--- Start of DATA SUPPLIED ---

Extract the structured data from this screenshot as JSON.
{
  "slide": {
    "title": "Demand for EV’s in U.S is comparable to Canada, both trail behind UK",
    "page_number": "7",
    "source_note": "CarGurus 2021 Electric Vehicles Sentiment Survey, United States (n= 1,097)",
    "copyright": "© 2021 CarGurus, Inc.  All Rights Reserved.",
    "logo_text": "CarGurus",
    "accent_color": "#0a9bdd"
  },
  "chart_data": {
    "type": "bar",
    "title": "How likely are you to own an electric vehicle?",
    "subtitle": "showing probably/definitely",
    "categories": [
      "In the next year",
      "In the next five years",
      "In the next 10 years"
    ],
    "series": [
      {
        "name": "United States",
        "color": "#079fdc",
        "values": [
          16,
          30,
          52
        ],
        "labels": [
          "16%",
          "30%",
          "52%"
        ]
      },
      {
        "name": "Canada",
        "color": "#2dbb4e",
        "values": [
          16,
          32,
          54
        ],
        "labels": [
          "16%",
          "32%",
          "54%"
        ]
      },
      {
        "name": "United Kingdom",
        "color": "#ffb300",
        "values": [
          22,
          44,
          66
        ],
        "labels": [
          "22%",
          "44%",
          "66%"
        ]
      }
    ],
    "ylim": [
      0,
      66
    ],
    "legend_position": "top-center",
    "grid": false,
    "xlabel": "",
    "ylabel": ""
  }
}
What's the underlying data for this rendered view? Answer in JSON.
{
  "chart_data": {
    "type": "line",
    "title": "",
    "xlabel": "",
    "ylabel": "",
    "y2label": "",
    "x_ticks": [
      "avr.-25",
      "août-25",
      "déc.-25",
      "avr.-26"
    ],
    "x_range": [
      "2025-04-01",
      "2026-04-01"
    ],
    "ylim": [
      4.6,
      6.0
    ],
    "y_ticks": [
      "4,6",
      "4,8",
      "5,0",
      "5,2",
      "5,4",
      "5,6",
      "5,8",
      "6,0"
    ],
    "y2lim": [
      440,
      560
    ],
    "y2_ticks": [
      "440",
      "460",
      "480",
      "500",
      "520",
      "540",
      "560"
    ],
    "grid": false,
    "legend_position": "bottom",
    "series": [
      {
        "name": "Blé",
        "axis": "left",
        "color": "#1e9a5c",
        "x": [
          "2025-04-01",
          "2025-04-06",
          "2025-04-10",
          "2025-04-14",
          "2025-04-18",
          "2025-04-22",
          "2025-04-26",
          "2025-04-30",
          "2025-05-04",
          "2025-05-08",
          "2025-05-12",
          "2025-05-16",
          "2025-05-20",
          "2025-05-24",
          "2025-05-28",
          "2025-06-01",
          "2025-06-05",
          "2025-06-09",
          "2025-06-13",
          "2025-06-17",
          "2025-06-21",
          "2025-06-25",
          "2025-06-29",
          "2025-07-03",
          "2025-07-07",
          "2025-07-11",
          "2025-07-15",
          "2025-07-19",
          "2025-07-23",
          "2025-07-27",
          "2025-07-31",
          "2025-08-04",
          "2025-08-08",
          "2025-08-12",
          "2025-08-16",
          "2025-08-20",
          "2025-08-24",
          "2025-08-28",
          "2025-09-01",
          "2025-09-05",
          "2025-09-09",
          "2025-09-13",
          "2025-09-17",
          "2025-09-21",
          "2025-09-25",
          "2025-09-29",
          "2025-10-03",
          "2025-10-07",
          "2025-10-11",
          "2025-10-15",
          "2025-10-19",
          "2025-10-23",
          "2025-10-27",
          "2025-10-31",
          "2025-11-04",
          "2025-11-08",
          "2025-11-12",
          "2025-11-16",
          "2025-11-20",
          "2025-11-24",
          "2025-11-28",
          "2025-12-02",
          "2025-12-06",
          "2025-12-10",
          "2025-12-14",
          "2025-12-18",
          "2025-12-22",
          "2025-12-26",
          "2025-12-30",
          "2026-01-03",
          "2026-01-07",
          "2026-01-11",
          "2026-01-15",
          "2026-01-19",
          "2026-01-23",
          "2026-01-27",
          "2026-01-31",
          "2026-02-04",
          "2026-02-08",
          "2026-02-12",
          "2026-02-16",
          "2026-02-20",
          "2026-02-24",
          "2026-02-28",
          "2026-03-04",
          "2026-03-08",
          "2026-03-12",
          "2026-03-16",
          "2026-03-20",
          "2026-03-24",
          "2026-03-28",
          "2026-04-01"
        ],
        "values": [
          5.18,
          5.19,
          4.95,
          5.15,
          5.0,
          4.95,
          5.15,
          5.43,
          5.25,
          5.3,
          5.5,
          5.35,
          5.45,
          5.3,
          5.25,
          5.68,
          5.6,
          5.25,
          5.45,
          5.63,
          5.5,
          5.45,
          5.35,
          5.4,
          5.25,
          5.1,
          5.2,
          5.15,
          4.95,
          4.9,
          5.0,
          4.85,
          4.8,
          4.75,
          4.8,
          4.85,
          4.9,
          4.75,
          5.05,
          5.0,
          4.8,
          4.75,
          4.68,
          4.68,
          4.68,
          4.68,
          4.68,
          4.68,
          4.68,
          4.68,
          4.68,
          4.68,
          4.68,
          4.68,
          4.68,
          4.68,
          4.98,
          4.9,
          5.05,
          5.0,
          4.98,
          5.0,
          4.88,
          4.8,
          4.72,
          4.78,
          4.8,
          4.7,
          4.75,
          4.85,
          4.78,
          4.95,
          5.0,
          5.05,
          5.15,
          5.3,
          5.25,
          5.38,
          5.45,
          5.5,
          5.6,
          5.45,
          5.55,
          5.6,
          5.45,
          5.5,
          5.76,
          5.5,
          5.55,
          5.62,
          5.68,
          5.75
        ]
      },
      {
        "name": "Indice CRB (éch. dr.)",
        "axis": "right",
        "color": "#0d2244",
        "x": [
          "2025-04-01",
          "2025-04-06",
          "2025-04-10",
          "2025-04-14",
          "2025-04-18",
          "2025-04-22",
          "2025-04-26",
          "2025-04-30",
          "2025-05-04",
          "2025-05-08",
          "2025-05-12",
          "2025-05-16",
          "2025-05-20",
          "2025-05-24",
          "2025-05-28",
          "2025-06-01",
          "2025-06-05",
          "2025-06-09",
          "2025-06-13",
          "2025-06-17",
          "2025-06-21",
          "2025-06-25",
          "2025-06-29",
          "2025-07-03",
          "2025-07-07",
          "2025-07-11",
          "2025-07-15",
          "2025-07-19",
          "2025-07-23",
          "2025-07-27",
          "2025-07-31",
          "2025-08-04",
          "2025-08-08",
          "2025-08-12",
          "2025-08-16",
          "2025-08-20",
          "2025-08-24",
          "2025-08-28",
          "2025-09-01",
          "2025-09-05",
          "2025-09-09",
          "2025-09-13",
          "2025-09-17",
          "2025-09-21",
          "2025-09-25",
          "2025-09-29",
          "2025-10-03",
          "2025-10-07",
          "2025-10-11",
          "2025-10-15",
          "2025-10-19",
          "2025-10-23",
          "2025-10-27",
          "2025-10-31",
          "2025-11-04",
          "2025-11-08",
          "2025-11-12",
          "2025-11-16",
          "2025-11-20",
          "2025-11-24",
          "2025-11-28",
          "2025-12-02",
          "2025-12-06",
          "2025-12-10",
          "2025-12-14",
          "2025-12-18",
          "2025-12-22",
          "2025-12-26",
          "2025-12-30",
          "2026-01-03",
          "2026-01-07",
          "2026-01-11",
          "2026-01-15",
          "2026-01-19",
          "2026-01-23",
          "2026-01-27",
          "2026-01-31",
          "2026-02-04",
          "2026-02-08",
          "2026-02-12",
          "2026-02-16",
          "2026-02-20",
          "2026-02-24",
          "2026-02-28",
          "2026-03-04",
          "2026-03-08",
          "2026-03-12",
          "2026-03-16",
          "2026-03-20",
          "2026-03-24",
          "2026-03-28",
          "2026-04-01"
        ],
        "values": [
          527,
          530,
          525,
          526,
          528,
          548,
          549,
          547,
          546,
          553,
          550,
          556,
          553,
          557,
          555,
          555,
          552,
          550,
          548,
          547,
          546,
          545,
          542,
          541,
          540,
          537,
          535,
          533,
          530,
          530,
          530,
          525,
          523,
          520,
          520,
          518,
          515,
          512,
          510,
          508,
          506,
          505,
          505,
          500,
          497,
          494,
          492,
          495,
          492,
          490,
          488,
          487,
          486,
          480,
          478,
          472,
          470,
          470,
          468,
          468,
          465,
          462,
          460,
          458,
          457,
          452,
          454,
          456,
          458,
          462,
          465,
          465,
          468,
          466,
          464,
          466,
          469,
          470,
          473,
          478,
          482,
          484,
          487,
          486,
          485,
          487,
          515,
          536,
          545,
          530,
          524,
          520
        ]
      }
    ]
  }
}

--- End of DATA SUPPLIED ---

**TASK:** Write out every line from the entries where "name" appears.

**OUTPUT:**
        "name": "United States",
        "name": "Canada",
        "name": "United Kingdom",
        "name": "Blé",
        "name": "Indice CRB (éch. dr.)",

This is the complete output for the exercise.